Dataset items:
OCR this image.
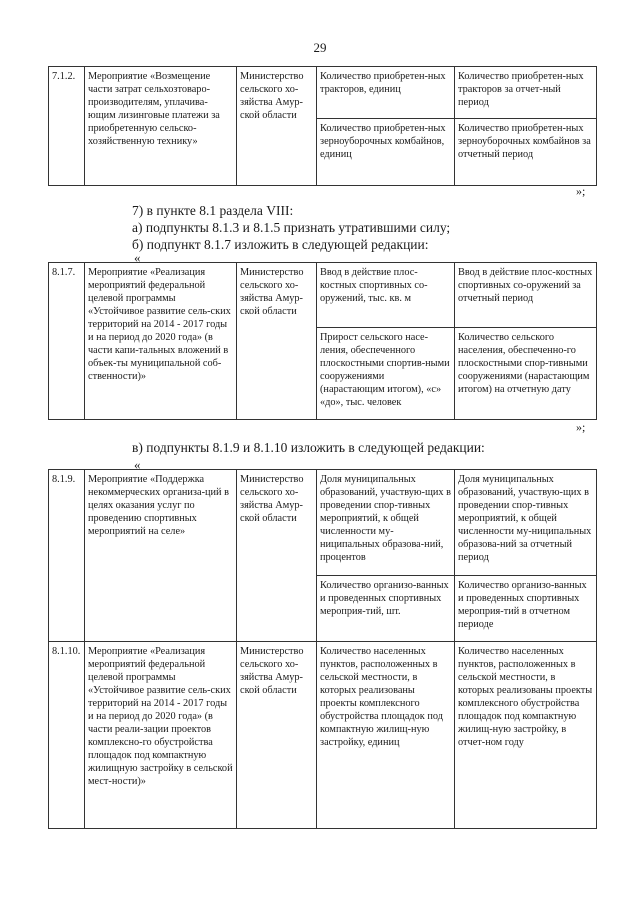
29
7.1.2.	Мероприятие «Возмещение части затрат сельхозтоваро-производителям, уплачива-ющим лизинговые платежи за приобретенную сельско-хозяйственную технику»	Министерство сельского хо-зяйства Амур-ской области	Количество приобретен-ных тракторов, единиц	Количество приобретен-ных тракторов за отчет-ный период
			Количество приобретен-ных зерноуборочных комбайнов, единиц	Количество приобретен-ных зерноуборочных комбайнов за отчетный период
»;
7) в пункте 8.1 раздела VIII:
а) подпункты 8.1.3 и 8.1.5 признать утратившими силу;
б) подпункт 8.1.7 изложить в следующей редакции:
«
8.1.7.	Мероприятие «Реализация мероприятий федеральной целевой программы «Устойчивое развитие сель-ских территорий на 2014 - 2017 годы и на период до 2020 года» (в части капи-тальных вложений в объек-ты муниципальной соб-ственности)»	Министерство сельского хо-зяйства Амур-ской области	Ввод в действие плос-костных спортивных со-оружений, тыс. кв. м	Ввод в действие плос-костных спортивных со-оружений за отчетный период
			Прирост сельского насе-ления, обеспеченного плоскостными спортив-ными сооружениями (нарастающим итогом), «с» «до», тыс. человек	Количество сельского населения, обеспеченно-го плоскостными спор-тивными сооружениями (нарастающим итогом) на отчетную дату
»;
в) подпункты 8.1.9 и 8.1.10 изложить в следующей редакции:
«
8.1.9.	Мероприятие «Поддержка некоммерческих организа-ций в целях оказания услуг по проведению спортивных мероприятий на селе»	Министерство сельского хо-зяйства Амур-ской области	Доля муниципальных образований, участвую-щих в проведении спор-тивных мероприятий, к общей численности му-ниципальных образова-ний, процентов	Доля муниципальных образований, участвую-щих в проведении спор-тивных мероприятий, к общей численности му-ниципальных образова-ний за отчетный период
			Количество организо-ванных и проведенных спортивных мероприя-тий, шт.	Количество организо-ванных и проведенных спортивных мероприя-тий в отчетном периоде
8.1.10.	Мероприятие «Реализация мероприятий федеральной целевой программы «Устойчивое развитие сель-ских территорий на 2014 - 2017 годы и на период до 2020 года» (в части реали-зации проектов комплексно-го обустройства площадок под компактную жилищную застройку в сельской мест-ности)»	Министерство сельского хо-зяйства Амур-ской области	Количество населенных пунктов, расположенных в сельской местности, в которых реализованы проекты комплексного обустройства площадок под компактную жилищ-ную застройку, единиц	Количество населенных пунктов, расположенных в сельской местности, в которых реализованы проекты комплексного обустройства площадок под компактную жилищ-ную застройку, в отчет-ном году
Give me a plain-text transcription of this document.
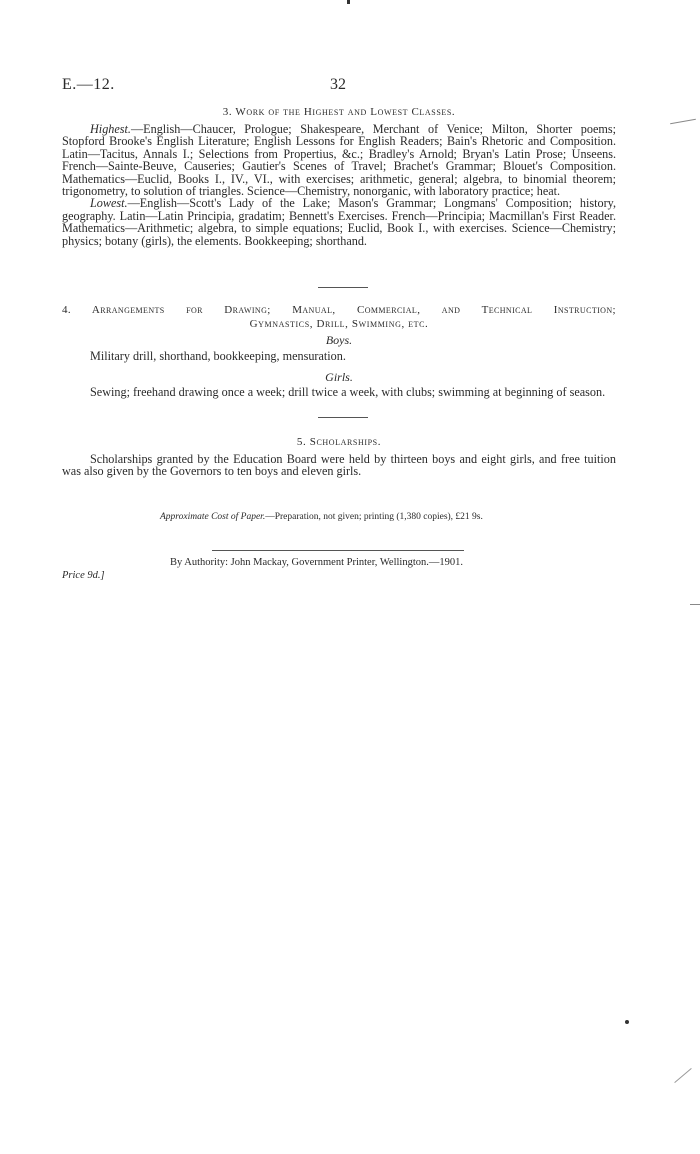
E.—12.	32
3. Work of the Highest and Lowest Classes.

Highest.—English—Chaucer, Prologue; Shakespeare, Merchant of Venice; Milton, Shorter poems; Stopford Brooke's English Literature; English Lessons for English Readers; Bain's Rhetoric and Composition. Latin—Tacitus, Annals I.; Selections from Propertius, &c.; Bradley's Arnold; Bryan's Latin Prose; Unseens. French—Sainte-Beuve, Causeries; Gautier's Scenes of Travel; Brachet's Grammar; Blouet's Composition. Mathematics—Euclid, Books I., IV., VI., with exercises; arithmetic, general; algebra, to binomial theorem; trigonometry, to solution of triangles. Science—Chemistry, nonorganic, with laboratory practice; heat.

Lowest.—English—Scott's Lady of the Lake; Mason's Grammar; Longmans' Composition; history, geography. Latin—Latin Principia, gradatim; Bennett's Exercises. French—Principia; Macmillan's First Reader. Mathematics—Arithmetic; algebra, to simple equations; Euclid, Book I., with exercises. Science—Chemistry; physics; botany (girls), the elements. Bookkeeping; shorthand.

4. Arrangements for Drawing; Manual, Commercial, and Technical Instruction;
Gymnastics, Drill, Swimming, etc.
Boys.

Military drill, shorthand, bookkeeping, mensuration.

Girls.

Sewing; freehand drawing once a week; drill twice a week, with clubs; swimming at beginning of season.

5. Scholarships.

Scholarships granted by the Education Board were held by thirteen boys and eight girls, and free tuition was also given by the Governors to ten boys and eleven girls.

Approximate Cost of Paper.—Preparation, not given; printing (1,380 copies), £21 9s.
By Authority: John Mackay, Government Printer, Wellington.—1901.
Price 9d.]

*EXERCISE GOAL:*
Skip the pictures and transcribe the rest of the records exactly.

*EXPECTED OUTPUT:*
OCR this image.
29
7.1.2.	Мероприятие «Возмещение части затрат сельхозтоваро-производителям, уплачива-ющим лизинговые платежи за приобретенную сельско-хозяйственную технику»	Министерство сельского хо-зяйства Амур-ской области	Количество приобретен-ных тракторов, единиц	Количество приобретен-ных тракторов за отчет-ный период
			Количество приобретен-ных зерноуборочных комбайнов, единиц	Количество приобретен-ных зерноуборочных комбайнов за отчетный период
»;
7) в пункте 8.1 раздела VIII:
а) подпункты 8.1.3 и 8.1.5 признать утратившими силу;
б) подпункт 8.1.7 изложить в следующей редакции:
«
8.1.7.	Мероприятие «Реализация мероприятий федеральной целевой программы «Устойчивое развитие сель-ских территорий на 2014 - 2017 годы и на период до 2020 года» (в части капи-тальных вложений в объек-ты муниципальной соб-ственности)»	Министерство сельского хо-зяйства Амур-ской области	Ввод в действие плос-костных спортивных со-оружений, тыс. кв. м	Ввод в действие плос-костных спортивных со-оружений за отчетный период
			Прирост сельского насе-ления, обеспеченного плоскостными спортив-ными сооружениями (нарастающим итогом), «с» «до», тыс. человек	Количество сельского населения, обеспеченно-го плоскостными спор-тивными сооружениями (нарастающим итогом) на отчетную дату
»;
в) подпункты 8.1.9 и 8.1.10 изложить в следующей редакции:
«
8.1.9.	Мероприятие «Поддержка некоммерческих организа-ций в целях оказания услуг по проведению спортивных мероприятий на селе»	Министерство сельского хо-зяйства Амур-ской области	Доля муниципальных образований, участвую-щих в проведении спор-тивных мероприятий, к общей численности му-ниципальных образова-ний, процентов	Доля муниципальных образований, участвую-щих в проведении спор-тивных мероприятий, к общей численности му-ниципальных образова-ний за отчетный период
			Количество организо-ванных и проведенных спортивных мероприя-тий, шт.	Количество организо-ванных и проведенных спортивных мероприя-тий в отчетном периоде
8.1.10.	Мероприятие «Реализация мероприятий федеральной целевой программы «Устойчивое развитие сель-ских территорий на 2014 - 2017 годы и на период до 2020 года» (в части реали-зации проектов комплексно-го обустройства площадок под компактную жилищную застройку в сельской мест-ности)»	Министерство сельского хо-зяйства Амур-ской области	Количество населенных пунктов, расположенных в сельской местности, в которых реализованы проекты комплексного обустройства площадок под компактную жилищ-ную застройку, единиц	Количество населенных пунктов, расположенных в сельской местности, в которых реализованы проекты комплексного обустройства площадок под компактную жилищ-ную застройку, в отчет-ном году
Give me a plain-text transcription of this document.
E.—12.	32
3. Work of the Highest and Lowest Classes.

Highest.—English—Chaucer, Prologue; Shakespeare, Merchant of Venice; Milton, Shorter poems; Stopford Brooke's English Literature; English Lessons for English Readers; Bain's Rhetoric and Composition. Latin—Tacitus, Annals I.; Selections from Propertius, &c.; Bradley's Arnold; Bryan's Latin Prose; Unseens. French—Sainte-Beuve, Causeries; Gautier's Scenes of Travel; Brachet's Grammar; Blouet's Composition. Mathematics—Euclid, Books I., IV., VI., with exercises; arithmetic, general; algebra, to binomial theorem; trigonometry, to solution of triangles. Science—Chemistry, nonorganic, with laboratory practice; heat.

Lowest.—English—Scott's Lady of the Lake; Mason's Grammar; Longmans' Composition; history, geography. Latin—Latin Principia, gradatim; Bennett's Exercises. French—Principia; Macmillan's First Reader. Mathematics—Arithmetic; algebra, to simple equations; Euclid, Book I., with exercises. Science—Chemistry; physics; botany (girls), the elements. Bookkeeping; shorthand.

4. Arrangements for Drawing; Manual, Commercial, and Technical Instruction;
Gymnastics, Drill, Swimming, etc.
Boys.

Military drill, shorthand, bookkeeping, mensuration.

Girls.

Sewing; freehand drawing once a week; drill twice a week, with clubs; swimming at beginning of season.

5. Scholarships.

Scholarships granted by the Education Board were held by thirteen boys and eight girls, and free tuition was also given by the Governors to ten boys and eleven girls.

Approximate Cost of Paper.—Preparation, not given; printing (1,380 copies), £21 9s.
By Authority: John Mackay, Government Printer, Wellington.—1901.
Price 9d.]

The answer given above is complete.